Short task:
All of the records below need to be copied exactly.
== Input material
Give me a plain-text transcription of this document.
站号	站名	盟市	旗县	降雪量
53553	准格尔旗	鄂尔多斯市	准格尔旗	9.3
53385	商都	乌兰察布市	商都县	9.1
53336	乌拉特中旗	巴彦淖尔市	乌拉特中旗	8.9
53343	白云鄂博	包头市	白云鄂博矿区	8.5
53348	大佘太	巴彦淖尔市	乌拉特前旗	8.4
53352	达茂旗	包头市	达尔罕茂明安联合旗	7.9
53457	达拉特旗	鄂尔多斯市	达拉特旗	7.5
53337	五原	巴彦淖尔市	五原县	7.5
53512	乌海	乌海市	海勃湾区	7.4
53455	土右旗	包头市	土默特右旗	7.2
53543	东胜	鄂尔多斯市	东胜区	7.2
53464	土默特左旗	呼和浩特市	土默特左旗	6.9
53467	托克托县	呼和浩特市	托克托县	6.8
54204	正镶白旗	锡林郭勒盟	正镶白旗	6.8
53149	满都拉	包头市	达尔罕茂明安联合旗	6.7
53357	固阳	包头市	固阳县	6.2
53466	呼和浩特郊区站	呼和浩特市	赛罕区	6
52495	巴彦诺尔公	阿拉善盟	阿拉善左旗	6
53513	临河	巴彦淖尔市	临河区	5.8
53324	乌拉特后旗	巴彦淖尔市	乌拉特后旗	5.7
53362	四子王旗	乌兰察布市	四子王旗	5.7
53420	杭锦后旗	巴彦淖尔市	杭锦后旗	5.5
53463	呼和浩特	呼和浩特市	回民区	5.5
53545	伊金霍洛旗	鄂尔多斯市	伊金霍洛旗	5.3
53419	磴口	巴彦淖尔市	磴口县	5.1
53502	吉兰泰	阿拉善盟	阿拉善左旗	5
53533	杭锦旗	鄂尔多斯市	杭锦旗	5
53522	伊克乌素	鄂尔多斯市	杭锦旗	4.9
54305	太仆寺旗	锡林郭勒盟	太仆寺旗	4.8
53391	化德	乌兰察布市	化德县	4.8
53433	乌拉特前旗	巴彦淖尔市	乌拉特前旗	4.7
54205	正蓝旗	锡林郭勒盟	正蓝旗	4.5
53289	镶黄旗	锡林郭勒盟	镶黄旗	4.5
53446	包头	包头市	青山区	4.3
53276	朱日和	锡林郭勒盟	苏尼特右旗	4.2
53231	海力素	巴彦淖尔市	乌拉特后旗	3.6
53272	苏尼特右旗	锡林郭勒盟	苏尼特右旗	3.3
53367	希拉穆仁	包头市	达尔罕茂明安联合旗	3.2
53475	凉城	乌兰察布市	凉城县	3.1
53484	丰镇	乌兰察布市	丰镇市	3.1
====
Result of this task:
Give me a plain-text transcription of this document.
站号	站名	盟市	旗县	降雪量
53553	准格尔旗	鄂尔多斯市	准格尔旗	9.3
53385	商都	乌兰察布市	商都县	9.1
53336	乌拉特中旗	巴彦淖尔市	乌拉特中旗	8.9
53343	白云鄂博	包头市	白云鄂博矿区	8.5
53348	大佘太	巴彦淖尔市	乌拉特前旗	8.4
53352	达茂旗	包头市	达尔罕茂明安联合旗	7.9
53457	达拉特旗	鄂尔多斯市	达拉特旗	7.5
53337	五原	巴彦淖尔市	五原县	7.5
53512	乌海	乌海市	海勃湾区	7.4
53455	土右旗	包头市	土默特右旗	7.2
53543	东胜	鄂尔多斯市	东胜区	7.2
53464	土默特左旗	呼和浩特市	土默特左旗	6.9
53467	托克托县	呼和浩特市	托克托县	6.8
54204	正镶白旗	锡林郭勒盟	正镶白旗	6.8
53149	满都拉	包头市	达尔罕茂明安联合旗	6.7
53357	固阳	包头市	固阳县	6.2
53466	呼和浩特郊区站	呼和浩特市	赛罕区	6
52495	巴彦诺尔公	阿拉善盟	阿拉善左旗	6
53513	临河	巴彦淖尔市	临河区	5.8
53324	乌拉特后旗	巴彦淖尔市	乌拉特后旗	5.7
53362	四子王旗	乌兰察布市	四子王旗	5.7
53420	杭锦后旗	巴彦淖尔市	杭锦后旗	5.5
53463	呼和浩特	呼和浩特市	回民区	5.5
53545	伊金霍洛旗	鄂尔多斯市	伊金霍洛旗	5.3
53419	磴口	巴彦淖尔市	磴口县	5.1
53502	吉兰泰	阿拉善盟	阿拉善左旗	5
53533	杭锦旗	鄂尔多斯市	杭锦旗	5
53522	伊克乌素	鄂尔多斯市	杭锦旗	4.9
54305	太仆寺旗	锡林郭勒盟	太仆寺旗	4.8
53391	化德	乌兰察布市	化德县	4.8
53433	乌拉特前旗	巴彦淖尔市	乌拉特前旗	4.7
54205	正蓝旗	锡林郭勒盟	正蓝旗	4.5
53289	镶黄旗	锡林郭勒盟	镶黄旗	4.5
53446	包头	包头市	青山区	4.3
53276	朱日和	锡林郭勒盟	苏尼特右旗	4.2
53231	海力素	巴彦淖尔市	乌拉特后旗	3.6
53272	苏尼特右旗	锡林郭勒盟	苏尼特右旗	3.3
53367	希拉穆仁	包头市	达尔罕茂明安联合旗	3.2
53475	凉城	乌兰察布市	凉城县	3.1
53484	丰镇	乌兰察布市	丰镇市	3.1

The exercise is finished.